• [Exercise instructions] Reproduce the records. Keep every word exact and include no images.

------------

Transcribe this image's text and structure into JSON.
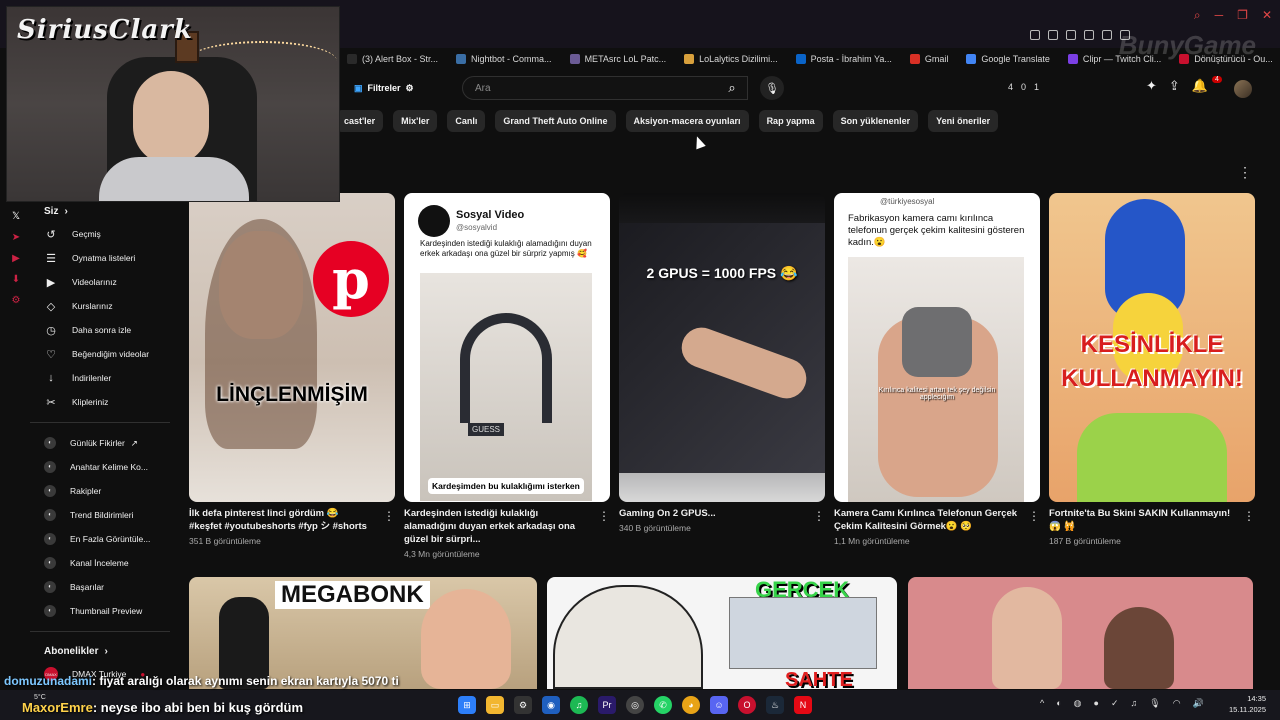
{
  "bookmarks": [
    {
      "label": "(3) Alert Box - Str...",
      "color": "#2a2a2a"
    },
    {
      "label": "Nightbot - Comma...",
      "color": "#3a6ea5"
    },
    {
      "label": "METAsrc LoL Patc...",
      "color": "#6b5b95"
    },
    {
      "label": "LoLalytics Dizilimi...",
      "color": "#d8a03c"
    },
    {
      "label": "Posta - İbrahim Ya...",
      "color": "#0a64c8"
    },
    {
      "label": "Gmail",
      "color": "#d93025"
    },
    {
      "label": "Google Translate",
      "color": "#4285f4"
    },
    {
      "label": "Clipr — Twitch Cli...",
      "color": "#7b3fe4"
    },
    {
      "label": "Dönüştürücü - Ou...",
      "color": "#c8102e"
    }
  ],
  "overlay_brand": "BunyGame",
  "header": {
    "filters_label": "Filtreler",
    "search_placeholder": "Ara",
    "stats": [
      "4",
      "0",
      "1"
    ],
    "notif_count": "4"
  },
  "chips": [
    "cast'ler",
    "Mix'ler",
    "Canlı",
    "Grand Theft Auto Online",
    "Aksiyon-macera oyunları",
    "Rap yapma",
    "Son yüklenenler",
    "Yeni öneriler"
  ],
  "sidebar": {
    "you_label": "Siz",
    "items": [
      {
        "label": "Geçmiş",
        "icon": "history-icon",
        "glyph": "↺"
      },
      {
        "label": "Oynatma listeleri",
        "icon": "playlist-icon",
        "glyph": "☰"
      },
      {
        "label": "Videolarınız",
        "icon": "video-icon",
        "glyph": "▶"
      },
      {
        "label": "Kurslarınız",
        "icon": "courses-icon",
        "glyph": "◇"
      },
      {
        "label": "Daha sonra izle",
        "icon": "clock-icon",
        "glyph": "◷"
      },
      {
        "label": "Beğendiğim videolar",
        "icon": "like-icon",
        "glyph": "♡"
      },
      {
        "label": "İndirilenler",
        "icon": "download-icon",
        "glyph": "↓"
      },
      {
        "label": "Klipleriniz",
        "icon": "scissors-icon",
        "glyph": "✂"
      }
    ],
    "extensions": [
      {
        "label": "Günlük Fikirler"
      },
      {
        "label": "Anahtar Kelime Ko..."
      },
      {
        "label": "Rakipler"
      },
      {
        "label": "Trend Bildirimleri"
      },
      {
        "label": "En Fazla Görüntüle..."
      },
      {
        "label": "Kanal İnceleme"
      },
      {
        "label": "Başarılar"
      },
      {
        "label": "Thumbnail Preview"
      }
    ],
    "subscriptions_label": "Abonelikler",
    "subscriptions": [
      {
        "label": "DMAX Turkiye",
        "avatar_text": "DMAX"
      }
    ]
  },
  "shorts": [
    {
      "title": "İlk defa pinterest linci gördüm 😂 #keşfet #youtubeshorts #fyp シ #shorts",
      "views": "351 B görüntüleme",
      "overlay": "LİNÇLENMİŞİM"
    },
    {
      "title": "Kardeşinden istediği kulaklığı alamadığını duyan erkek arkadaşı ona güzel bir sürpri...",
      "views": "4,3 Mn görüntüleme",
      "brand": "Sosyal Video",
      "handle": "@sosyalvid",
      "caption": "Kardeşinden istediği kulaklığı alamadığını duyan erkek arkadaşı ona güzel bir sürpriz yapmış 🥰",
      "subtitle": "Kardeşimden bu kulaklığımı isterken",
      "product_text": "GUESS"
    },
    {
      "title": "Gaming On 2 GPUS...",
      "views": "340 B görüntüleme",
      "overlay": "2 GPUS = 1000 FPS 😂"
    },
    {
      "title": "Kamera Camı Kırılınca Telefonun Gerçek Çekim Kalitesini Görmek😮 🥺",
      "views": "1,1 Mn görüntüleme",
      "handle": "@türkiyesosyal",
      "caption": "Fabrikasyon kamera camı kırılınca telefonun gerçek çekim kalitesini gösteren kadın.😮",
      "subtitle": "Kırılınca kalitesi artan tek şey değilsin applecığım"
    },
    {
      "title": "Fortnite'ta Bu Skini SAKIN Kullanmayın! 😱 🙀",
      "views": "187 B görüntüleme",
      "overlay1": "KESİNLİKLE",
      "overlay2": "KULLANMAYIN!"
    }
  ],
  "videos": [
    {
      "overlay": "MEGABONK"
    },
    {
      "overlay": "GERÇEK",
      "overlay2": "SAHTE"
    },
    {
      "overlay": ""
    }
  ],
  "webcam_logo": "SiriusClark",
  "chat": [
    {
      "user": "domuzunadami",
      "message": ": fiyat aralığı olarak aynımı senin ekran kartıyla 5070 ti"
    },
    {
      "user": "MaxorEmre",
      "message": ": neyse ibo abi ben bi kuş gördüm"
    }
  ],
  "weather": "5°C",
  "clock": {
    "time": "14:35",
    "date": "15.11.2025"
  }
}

------------

• [Response below]
Transcribe this image's text and structure into JSON.
{
  "bookmarks": [
    {
      "label": "(3) Alert Box - Str...",
      "color": "#2a2a2a"
    },
    {
      "label": "Nightbot - Comma...",
      "color": "#3a6ea5"
    },
    {
      "label": "METAsrc LoL Patc...",
      "color": "#6b5b95"
    },
    {
      "label": "LoLalytics Dizilimi...",
      "color": "#d8a03c"
    },
    {
      "label": "Posta - İbrahim Ya...",
      "color": "#0a64c8"
    },
    {
      "label": "Gmail",
      "color": "#d93025"
    },
    {
      "label": "Google Translate",
      "color": "#4285f4"
    },
    {
      "label": "Clipr — Twitch Cli...",
      "color": "#7b3fe4"
    },
    {
      "label": "Dönüştürücü - Ou...",
      "color": "#c8102e"
    }
  ],
  "overlay_brand": "BunyGame",
  "header": {
    "filters_label": "Filtreler",
    "search_placeholder": "Ara",
    "stats": [
      "4",
      "0",
      "1"
    ],
    "notif_count": "4"
  },
  "chips": [
    "cast'ler",
    "Mix'ler",
    "Canlı",
    "Grand Theft Auto Online",
    "Aksiyon-macera oyunları",
    "Rap yapma",
    "Son yüklenenler",
    "Yeni öneriler"
  ],
  "sidebar": {
    "you_label": "Siz",
    "items": [
      {
        "label": "Geçmiş",
        "icon": "history-icon",
        "glyph": "↺"
      },
      {
        "label": "Oynatma listeleri",
        "icon": "playlist-icon",
        "glyph": "☰"
      },
      {
        "label": "Videolarınız",
        "icon": "video-icon",
        "glyph": "▶"
      },
      {
        "label": "Kurslarınız",
        "icon": "courses-icon",
        "glyph": "◇"
      },
      {
        "label": "Daha sonra izle",
        "icon": "clock-icon",
        "glyph": "◷"
      },
      {
        "label": "Beğendiğim videolar",
        "icon": "like-icon",
        "glyph": "♡"
      },
      {
        "label": "İndirilenler",
        "icon": "download-icon",
        "glyph": "↓"
      },
      {
        "label": "Klipleriniz",
        "icon": "scissors-icon",
        "glyph": "✂"
      }
    ],
    "extensions": [
      {
        "label": "Günlük Fikirler"
      },
      {
        "label": "Anahtar Kelime Ko..."
      },
      {
        "label": "Rakipler"
      },
      {
        "label": "Trend Bildirimleri"
      },
      {
        "label": "En Fazla Görüntüle..."
      },
      {
        "label": "Kanal İnceleme"
      },
      {
        "label": "Başarılar"
      },
      {
        "label": "Thumbnail Preview"
      }
    ],
    "subscriptions_label": "Abonelikler",
    "subscriptions": [
      {
        "label": "DMAX Turkiye",
        "avatar_text": "DMAX"
      }
    ]
  },
  "shorts": [
    {
      "title": "İlk defa pinterest linci gördüm 😂 #keşfet #youtubeshorts #fyp シ #shorts",
      "views": "351 B görüntüleme",
      "overlay": "LİNÇLENMİŞİM"
    },
    {
      "title": "Kardeşinden istediği kulaklığı alamadığını duyan erkek arkadaşı ona güzel bir sürpri...",
      "views": "4,3 Mn görüntüleme",
      "brand": "Sosyal Video",
      "handle": "@sosyalvid",
      "caption": "Kardeşinden istediği kulaklığı alamadığını duyan erkek arkadaşı ona güzel bir sürpriz yapmış 🥰",
      "subtitle": "Kardeşimden bu kulaklığımı isterken",
      "product_text": "GUESS"
    },
    {
      "title": "Gaming On 2 GPUS...",
      "views": "340 B görüntüleme",
      "overlay": "2 GPUS = 1000 FPS 😂"
    },
    {
      "title": "Kamera Camı Kırılınca Telefonun Gerçek Çekim Kalitesini Görmek😮 🥺",
      "views": "1,1 Mn görüntüleme",
      "handle": "@türkiyesosyal",
      "caption": "Fabrikasyon kamera camı kırılınca telefonun gerçek çekim kalitesini gösteren kadın.😮",
      "subtitle": "Kırılınca kalitesi artan tek şey değilsin applecığım"
    },
    {
      "title": "Fortnite'ta Bu Skini SAKIN Kullanmayın! 😱 🙀",
      "views": "187 B görüntüleme",
      "overlay1": "KESİNLİKLE",
      "overlay2": "KULLANMAYIN!"
    }
  ],
  "videos": [
    {
      "overlay": "MEGABONK"
    },
    {
      "overlay": "GERÇEK",
      "overlay2": "SAHTE"
    },
    {
      "overlay": ""
    }
  ],
  "webcam_logo": "SiriusClark",
  "chat": [
    {
      "user": "domuzunadami",
      "message": ": fiyat aralığı olarak aynımı senin ekran kartıyla 5070 ti"
    },
    {
      "user": "MaxorEmre",
      "message": ": neyse ibo abi ben bi kuş gördüm"
    }
  ],
  "weather": "5°C",
  "clock": {
    "time": "14:35",
    "date": "15.11.2025"
  }
}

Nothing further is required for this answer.